= WORK INSTRUCTIONS =
Below are the records. List every line holding the word "fishery".

= Records from a collection of figures =

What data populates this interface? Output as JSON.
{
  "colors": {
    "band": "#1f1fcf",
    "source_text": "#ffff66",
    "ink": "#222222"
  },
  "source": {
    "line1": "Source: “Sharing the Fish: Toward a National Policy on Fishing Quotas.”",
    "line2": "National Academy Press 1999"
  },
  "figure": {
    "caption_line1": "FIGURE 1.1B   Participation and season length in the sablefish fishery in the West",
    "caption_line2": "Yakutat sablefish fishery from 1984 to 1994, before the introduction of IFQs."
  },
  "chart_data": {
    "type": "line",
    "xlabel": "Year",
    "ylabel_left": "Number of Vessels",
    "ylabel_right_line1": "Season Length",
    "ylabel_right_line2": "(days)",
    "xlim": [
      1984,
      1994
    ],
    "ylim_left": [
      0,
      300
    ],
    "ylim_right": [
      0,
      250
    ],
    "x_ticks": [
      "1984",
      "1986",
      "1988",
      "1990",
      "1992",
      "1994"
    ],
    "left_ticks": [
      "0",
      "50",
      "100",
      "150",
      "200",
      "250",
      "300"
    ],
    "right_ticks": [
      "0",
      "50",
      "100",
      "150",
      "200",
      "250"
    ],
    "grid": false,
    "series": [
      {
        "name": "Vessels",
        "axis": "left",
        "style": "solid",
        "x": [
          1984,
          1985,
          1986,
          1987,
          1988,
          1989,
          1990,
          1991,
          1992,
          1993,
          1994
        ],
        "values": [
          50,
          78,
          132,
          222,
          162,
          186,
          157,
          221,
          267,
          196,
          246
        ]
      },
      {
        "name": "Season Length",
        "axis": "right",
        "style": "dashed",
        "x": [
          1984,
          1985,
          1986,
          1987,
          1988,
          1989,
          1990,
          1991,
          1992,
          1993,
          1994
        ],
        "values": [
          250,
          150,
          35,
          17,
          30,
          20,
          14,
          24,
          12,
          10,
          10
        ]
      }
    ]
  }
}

= ANSWER TO THIS PROBLEM =
    "caption_line1": "FIGURE 1.1B   Participation and season length in the sablefish fishery in the West",
    "caption_line2": "Yakutat sablefish fishery from 1984 to 1994, before the introduction of IFQs."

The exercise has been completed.